Supplied material:

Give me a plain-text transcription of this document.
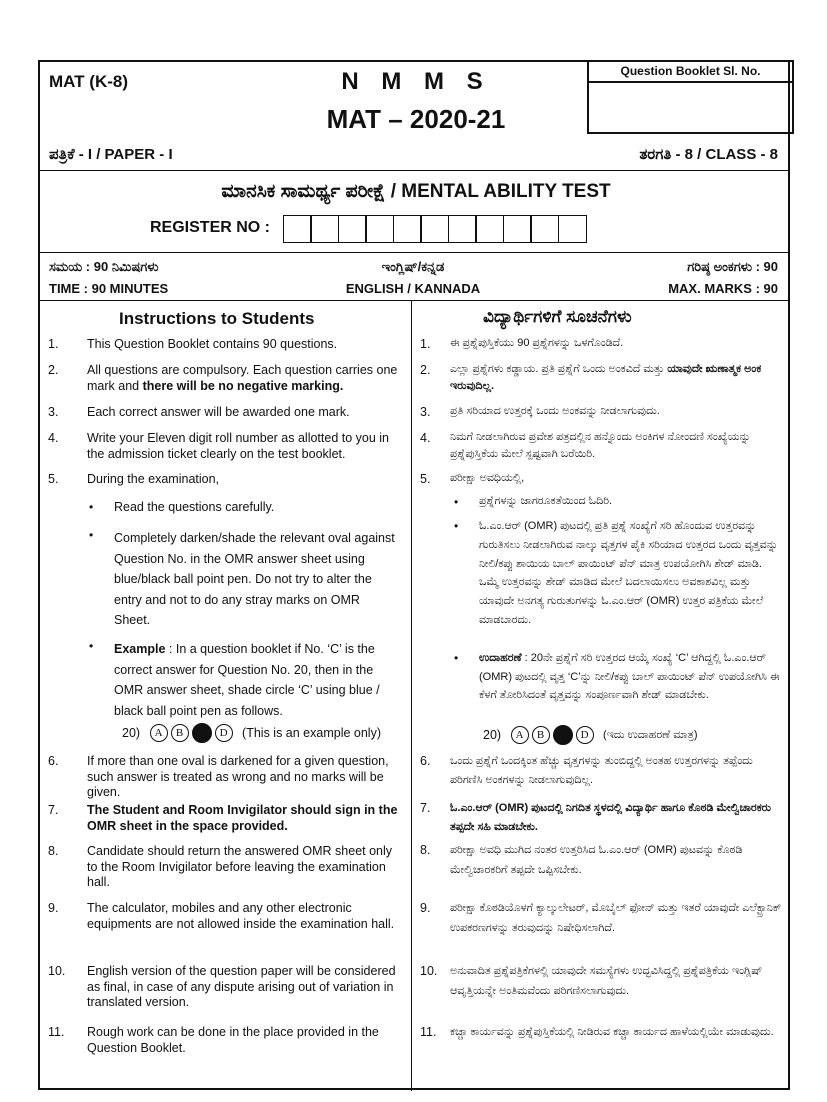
MAT (K-8)	N M M S
MAT – 2020-21
Question Booklet Sl. No.
ಪತ್ರಿಕೆ - I / PAPER - I	ತರಗತಿ - 8 / CLASS - 8
ಮಾನಸಿಕ ಸಾಮರ್ಥ್ಯ ಪರೀಕ್ಷೆ / MENTAL ABILITY TEST
REGISTER NO :
ಸಮಯ : 90 ನಿಮಿಷಗಳು
TIME : 90 MINUTES
ಇಂಗ್ಲಿಷ್/ಕನ್ನಡ
ENGLISH / KANNADA
ಗರಿಷ್ಠ ಅಂಕಗಳು : 90
MAX. MARKS : 90
Instructions to Students
1. This Question Booklet contains 90 questions.
2. All questions are compulsory. Each question carries one mark and there will be no negative marking.
3. Each correct answer will be awarded one mark.
4. Write your Eleven digit roll number as allotted to you in the admission ticket clearly on the test booklet.
5. During the examination,
• Read the questions carefully.
• Completely darken/shade the relevant oval against Question No. in the OMR answer sheet using blue/black ball point pen. Do not try to alter the entry and not to do any stray marks on OMR Sheet.
• Example : In a question booklet if No. ‘C’ is the correct answer for Question No. 20, then in the OMR answer sheet, shade circle ‘C’ using blue / black ball point pen as follows.
20)
	A	B	D
	(This is an example only)
6. If more than one oval is darkened for a given question, such answer is treated as wrong and no marks will be given.
7. The Student and Room Invigilator should sign in the OMR sheet in the space provided.
8. Candidate should return the answered OMR sheet only to the Room Invigilator before leaving the examination hall.
9. The calculator, mobiles and any other electronic equipments are not allowed inside the examination hall.
10. English version of the question paper will be considered as final, in case of any dispute arising out of variation in translated version.
11. Rough work can be done in the place provided in the Question Booklet.
ವಿದ್ಯಾರ್ಥಿಗಳಿಗೆ ಸೂಚನೆಗಳು
1. ಈ ಪ್ರಶ್ನೆಪುಸ್ತಿಕೆಯು 90 ಪ್ರಶ್ನೆಗಳನ್ನು ಒಳಗೊಂಡಿದೆ.
2. ಎಲ್ಲಾ ಪ್ರಶ್ನೆಗಳು ಕಡ್ಡಾಯ. ಪ್ರತಿ ಪ್ರಶ್ನೆಗೆ ಒಂದು ಅಂಕವಿದೆ ಮತ್ತು ಯಾವುದೇ ಋಣಾತ್ಮಕ ಅಂಕ ಇರುವುದಿಲ್ಲ.
3. ಪ್ರತಿ ಸರಿಯಾದ ಉತ್ತರಕ್ಕೆ ಒಂದು ಅಂಕವನ್ನು ನೀಡಲಾಗುವುದು.
4. ನಿಮಗೆ ನೀಡಲಾಗಿರುವ ಪ್ರವೇಶ ಪತ್ರದಲ್ಲಿನ ಹನ್ನೊಂದು ಅಂಕಿಗಳ ನೋಂದಣಿ ಸಂಖ್ಯೆಯನ್ನು ಪ್ರಶ್ನೆಪುಸ್ತಿಕೆಯ ಮೇಲೆ ಸ್ಪಷ್ಟವಾಗಿ ಬರೆಯಿರಿ.
5. ಪರೀಕ್ಷಾ ಅವಧಿಯಲ್ಲಿ,
• ಪ್ರಶ್ನೆಗಳನ್ನು ಜಾಗರೂಕತೆಯಿಂದ ಓದಿರಿ.
• ಓ.ಎಂ.ಆರ್ (OMR) ಪುಟದಲ್ಲಿ ಪ್ರತಿ ಪ್ರಶ್ನೆ ಸಂಖ್ಯೆಗೆ ಸರಿ ಹೊಂದುವ ಉತ್ತರವನ್ನು ಗುರುತಿಸಲು ನೀಡಲಾಗಿರುವ ನಾಲ್ಕು ವೃತ್ತಗಳ ಪೈಕಿ ಸರಿಯಾದ ಉತ್ತರದ ಒಂದು ವೃತ್ತವನ್ನು ನೀಲಿ/ಕಪ್ಪು ಶಾಯಿಯ ಬಾಲ್ ಪಾಯಿಂಟ್ ಪೆನ್ ಮಾತ್ರ ಉಪಯೋಗಿಸಿ ಶೇಡ್ ಮಾಡಿ. ಒಮ್ಮೆ ಉತ್ತರವನ್ನು ಶೇಡ್ ಮಾಡಿದ ಮೇಲೆ ಬದಲಾಯಿಸಲು ಅವಕಾಶವಿಲ್ಲ ಮತ್ತು ಯಾವುದೇ ಅನಗತ್ಯ ಗುರುತುಗಳನ್ನು ಓ.ಎಂ.ಆರ್ (OMR) ಉತ್ತರ ಪತ್ರಿಕೆಯ ಮೇಲೆ ಮಾಡಬಾರದು.
• ಉದಾಹರಣೆ : 20ನೇ ಪ್ರಶ್ನೆಗೆ ಸರಿ ಉತ್ತರದ ಆಯ್ಕೆ ಸಂಖ್ಯೆ ‘C’ ಆಗಿದ್ದಲ್ಲಿ ಓ.ಎಂ.ಆರ್ (OMR) ಪುಟದಲ್ಲಿ ವೃತ್ತ ‘C’ನ್ನು ನೀಲಿ/ಕಪ್ಪು ಬಾಲ್ ಪಾಯಿಂಟ್ ಪೆನ್ ಉಪಯೋಗಿಸಿ ಈ ಕೆಳಗೆ ತೋರಿಸಿದಂತೆ ವೃತ್ತವನ್ನು ಸಂಪೂರ್ಣವಾಗಿ ಶೇಡ್ ಮಾಡಬೇಕು.
20)
	A	B	D
	(ಇದು ಉದಾಹರಣೆ ಮಾತ್ರ)
6. ಒಂದು ಪ್ರಶ್ನೆಗೆ ಒಂದಕ್ಕಿಂತ ಹೆಚ್ಚು ವೃತ್ತಗಳನ್ನು ತುಂಬಿದ್ದಲ್ಲಿ ಅಂತಹ ಉತ್ತರಗಳನ್ನು ತಪ್ಪೆಂದು ಪರಿಗಣಿಸಿ ಅಂಕಗಳನ್ನು ನೀಡಲಾಗುವುದಿಲ್ಲ.
7. ಓ.ಎಂ.ಆರ್ (OMR) ಪುಟದಲ್ಲಿ ನಿಗದಿತ ಸ್ಥಳದಲ್ಲಿ ವಿದ್ಯಾರ್ಥಿ ಹಾಗೂ ಕೊಠಡಿ ಮೇಲ್ವಿಚಾರಕರು ತಪ್ಪದೇ ಸಹಿ ಮಾಡಬೇಕು.
8. ಪರೀಕ್ಷಾ ಅವಧಿ ಮುಗಿದ ನಂತರ ಉತ್ತರಿಸಿದ ಓ.ಎಂ.ಆರ್ (OMR) ಪುಟವನ್ನು ಕೊಠಡಿ ಮೇಲ್ವಿಚಾರಕರಿಗೆ ತಪ್ಪದೇ ಒಪ್ಪಿಸಬೇಕು.
9. ಪರೀಕ್ಷಾ ಕೊಠಡಿಯೊಳಗೆ ಕ್ಯಾಲ್ಕುಲೇಟರ್, ಮೊಬೈಲ್ ಫೋನ್ ಮತ್ತು ಇತರೆ ಯಾವುದೇ ಎಲೆಕ್ಟ್ರಾನಿಕ್ ಉಪಕರಣಗಳನ್ನು ತರುವುದನ್ನು ನಿಷೇಧಿಸಲಾಗಿದೆ.
10. ಅನುವಾದಿತ ಪ್ರಶ್ನೆಪತ್ರಿಕೆಗಳಲ್ಲಿ ಯಾವುದೇ ಸಮಸ್ಯೆಗಳು ಉದ್ಭವಿಸಿದ್ದಲ್ಲಿ ಪ್ರಶ್ನೆಪತ್ರಿಕೆಯ ಇಂಗ್ಲಿಷ್ ಆವೃತ್ತಿಯನ್ನೇ ಅಂತಿಮವೆಂದು ಪರಿಗಣಿಸಲಾಗುವುದು.
11. ಕಚ್ಚಾ ಕಾರ್ಯವನ್ನು ಪ್ರಶ್ನೆಪುಸ್ತಿಕೆಯಲ್ಲಿ ನೀಡಿರುವ ಕಚ್ಚಾ ಕಾರ್ಯದ ಹಾಳೆಯಲ್ಲಿಯೇ ಮಾಡುವುದು.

The exercise:
Read through the entries and copy every line that includes "point".

The answer:
• Completely darken/shade the relevant oval against Question No. in the OMR answer sheet using blue/black ball point pen. Do not try to alter the entry and not to do any stray marks on OMR Sheet.
• Example : In a question booklet if No. ‘C’ is the correct answer for Question No. 20, then in the OMR answer sheet, shade circle ‘C’ using blue / black ball point pen as follows.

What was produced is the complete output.